Exercise aim | Look for the string "nLearning" in the lines and copy each line that has it.

Input data |
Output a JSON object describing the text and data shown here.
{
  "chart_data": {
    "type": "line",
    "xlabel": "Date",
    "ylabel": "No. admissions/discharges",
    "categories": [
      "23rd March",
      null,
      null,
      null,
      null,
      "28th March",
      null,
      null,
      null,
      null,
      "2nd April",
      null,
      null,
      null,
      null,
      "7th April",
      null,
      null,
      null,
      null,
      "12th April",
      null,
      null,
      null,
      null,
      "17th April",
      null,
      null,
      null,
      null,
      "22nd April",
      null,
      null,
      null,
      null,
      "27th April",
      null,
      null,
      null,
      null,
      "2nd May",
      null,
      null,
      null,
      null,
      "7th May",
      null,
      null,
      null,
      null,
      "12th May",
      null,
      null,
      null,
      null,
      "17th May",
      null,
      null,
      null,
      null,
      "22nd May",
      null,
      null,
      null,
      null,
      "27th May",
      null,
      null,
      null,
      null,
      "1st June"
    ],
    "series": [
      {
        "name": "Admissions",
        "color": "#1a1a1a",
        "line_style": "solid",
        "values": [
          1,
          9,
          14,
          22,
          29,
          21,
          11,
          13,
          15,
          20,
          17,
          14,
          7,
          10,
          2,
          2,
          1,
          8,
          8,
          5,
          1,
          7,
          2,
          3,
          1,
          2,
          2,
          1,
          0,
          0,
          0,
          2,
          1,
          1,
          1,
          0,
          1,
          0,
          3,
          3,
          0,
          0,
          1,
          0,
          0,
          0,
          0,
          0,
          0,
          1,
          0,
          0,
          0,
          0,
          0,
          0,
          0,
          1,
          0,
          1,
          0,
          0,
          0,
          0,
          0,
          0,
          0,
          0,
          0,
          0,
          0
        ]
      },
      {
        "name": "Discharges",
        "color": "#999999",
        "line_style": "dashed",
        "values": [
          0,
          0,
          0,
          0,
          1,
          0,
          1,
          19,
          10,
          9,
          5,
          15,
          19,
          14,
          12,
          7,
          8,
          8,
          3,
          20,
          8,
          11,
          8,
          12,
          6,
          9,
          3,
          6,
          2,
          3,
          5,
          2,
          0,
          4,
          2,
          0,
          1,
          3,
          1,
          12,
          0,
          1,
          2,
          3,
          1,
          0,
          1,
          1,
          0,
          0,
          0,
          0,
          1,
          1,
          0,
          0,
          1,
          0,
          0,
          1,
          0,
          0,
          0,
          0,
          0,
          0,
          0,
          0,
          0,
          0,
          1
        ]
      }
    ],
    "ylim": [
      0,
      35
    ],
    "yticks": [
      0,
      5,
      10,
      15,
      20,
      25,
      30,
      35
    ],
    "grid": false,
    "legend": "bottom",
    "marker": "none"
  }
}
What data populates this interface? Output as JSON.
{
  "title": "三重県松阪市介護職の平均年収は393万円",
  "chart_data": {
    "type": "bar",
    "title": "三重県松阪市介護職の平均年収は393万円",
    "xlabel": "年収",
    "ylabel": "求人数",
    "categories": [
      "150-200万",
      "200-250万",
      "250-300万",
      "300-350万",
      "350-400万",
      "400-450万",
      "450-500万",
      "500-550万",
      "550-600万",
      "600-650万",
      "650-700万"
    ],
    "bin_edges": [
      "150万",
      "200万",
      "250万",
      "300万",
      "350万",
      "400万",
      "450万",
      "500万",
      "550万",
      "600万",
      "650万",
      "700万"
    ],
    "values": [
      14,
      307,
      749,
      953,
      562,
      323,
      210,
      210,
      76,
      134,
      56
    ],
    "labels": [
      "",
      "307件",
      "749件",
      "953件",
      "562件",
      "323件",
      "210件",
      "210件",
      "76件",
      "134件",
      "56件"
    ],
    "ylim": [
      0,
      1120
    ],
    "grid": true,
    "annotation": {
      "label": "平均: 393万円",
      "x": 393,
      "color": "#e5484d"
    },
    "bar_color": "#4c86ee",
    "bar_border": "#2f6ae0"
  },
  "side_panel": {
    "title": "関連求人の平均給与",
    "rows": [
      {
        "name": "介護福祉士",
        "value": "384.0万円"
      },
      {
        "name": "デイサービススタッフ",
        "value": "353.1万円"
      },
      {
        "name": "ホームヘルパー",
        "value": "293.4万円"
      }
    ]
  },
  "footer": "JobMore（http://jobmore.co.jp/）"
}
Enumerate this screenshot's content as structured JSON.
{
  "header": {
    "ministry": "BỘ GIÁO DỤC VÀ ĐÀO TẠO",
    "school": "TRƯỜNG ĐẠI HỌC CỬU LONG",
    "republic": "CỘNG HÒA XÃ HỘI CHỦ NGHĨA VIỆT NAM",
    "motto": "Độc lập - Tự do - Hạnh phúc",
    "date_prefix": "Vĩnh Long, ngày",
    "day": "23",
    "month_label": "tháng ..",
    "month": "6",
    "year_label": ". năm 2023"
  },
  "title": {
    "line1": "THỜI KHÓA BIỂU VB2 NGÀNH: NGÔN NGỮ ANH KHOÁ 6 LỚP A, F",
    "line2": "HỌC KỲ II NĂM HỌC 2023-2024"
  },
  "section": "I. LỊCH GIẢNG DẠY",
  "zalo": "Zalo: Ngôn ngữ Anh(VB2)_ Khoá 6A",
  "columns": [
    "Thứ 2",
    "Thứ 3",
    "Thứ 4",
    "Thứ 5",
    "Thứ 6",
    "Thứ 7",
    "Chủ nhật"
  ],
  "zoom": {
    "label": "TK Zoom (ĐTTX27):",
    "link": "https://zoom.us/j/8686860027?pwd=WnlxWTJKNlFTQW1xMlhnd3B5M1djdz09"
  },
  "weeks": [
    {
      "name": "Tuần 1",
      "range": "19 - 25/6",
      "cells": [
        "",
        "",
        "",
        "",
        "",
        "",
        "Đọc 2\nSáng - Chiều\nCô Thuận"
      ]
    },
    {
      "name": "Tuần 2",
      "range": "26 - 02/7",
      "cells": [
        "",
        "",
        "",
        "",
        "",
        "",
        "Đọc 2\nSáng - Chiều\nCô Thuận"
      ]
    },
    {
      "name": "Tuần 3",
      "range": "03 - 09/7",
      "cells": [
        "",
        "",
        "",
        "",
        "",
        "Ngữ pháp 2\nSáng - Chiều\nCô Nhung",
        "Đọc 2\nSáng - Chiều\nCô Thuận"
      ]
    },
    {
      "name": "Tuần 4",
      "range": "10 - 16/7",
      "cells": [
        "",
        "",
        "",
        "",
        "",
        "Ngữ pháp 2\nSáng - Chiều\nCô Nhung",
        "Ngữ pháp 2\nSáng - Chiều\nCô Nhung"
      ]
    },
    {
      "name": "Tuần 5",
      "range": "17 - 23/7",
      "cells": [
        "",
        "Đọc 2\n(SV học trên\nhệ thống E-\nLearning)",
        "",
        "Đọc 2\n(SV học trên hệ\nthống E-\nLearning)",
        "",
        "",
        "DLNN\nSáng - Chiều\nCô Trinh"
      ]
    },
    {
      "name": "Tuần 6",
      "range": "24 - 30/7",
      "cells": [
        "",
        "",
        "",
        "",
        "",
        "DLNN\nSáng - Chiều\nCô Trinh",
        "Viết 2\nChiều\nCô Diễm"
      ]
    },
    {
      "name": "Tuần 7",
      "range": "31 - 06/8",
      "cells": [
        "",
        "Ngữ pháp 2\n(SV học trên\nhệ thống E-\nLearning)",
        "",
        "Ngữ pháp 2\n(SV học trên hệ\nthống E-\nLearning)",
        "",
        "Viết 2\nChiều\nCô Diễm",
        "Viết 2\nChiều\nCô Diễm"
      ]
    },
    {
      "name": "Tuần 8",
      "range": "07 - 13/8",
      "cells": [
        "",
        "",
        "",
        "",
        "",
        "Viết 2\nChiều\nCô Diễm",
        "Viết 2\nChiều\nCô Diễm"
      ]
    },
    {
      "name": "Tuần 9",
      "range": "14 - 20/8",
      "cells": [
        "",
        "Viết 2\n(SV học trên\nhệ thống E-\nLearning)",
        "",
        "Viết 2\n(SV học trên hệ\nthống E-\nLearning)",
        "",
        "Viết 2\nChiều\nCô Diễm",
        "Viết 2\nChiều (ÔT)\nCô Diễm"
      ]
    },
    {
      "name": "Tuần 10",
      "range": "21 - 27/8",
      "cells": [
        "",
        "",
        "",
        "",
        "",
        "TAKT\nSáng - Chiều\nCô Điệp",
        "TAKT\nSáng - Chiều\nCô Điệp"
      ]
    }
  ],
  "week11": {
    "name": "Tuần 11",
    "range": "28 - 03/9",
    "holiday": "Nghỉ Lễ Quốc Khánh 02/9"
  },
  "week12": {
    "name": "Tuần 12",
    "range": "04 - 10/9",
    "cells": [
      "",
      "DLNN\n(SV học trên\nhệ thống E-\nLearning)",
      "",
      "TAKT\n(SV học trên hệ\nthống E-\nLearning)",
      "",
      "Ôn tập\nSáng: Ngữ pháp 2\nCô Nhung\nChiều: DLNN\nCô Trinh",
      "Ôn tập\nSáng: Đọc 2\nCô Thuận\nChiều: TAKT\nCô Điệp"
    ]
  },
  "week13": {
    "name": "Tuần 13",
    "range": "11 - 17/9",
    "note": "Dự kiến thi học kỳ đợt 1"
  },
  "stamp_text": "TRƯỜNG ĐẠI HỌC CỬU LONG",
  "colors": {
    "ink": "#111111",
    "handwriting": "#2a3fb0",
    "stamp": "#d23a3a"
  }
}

Output of the task |
        "Đọc 2\n(SV học trên\nhệ thống E-\nLearning)",
        "Đọc 2\n(SV học trên hệ\nthống E-\nLearning)",
        "Ngữ pháp 2\n(SV học trên\nhệ thống E-\nLearning)",
        "Ngữ pháp 2\n(SV học trên hệ\nthống E-\nLearning)",
        "Viết 2\n(SV học trên\nhệ thống E-\nLearning)",
        "Viết 2\n(SV học trên hệ\nthống E-\nLearning)",
      "DLNN\n(SV học trên\nhệ thống E-\nLearning)",
      "TAKT\n(SV học trên hệ\nthống E-\nLearning)",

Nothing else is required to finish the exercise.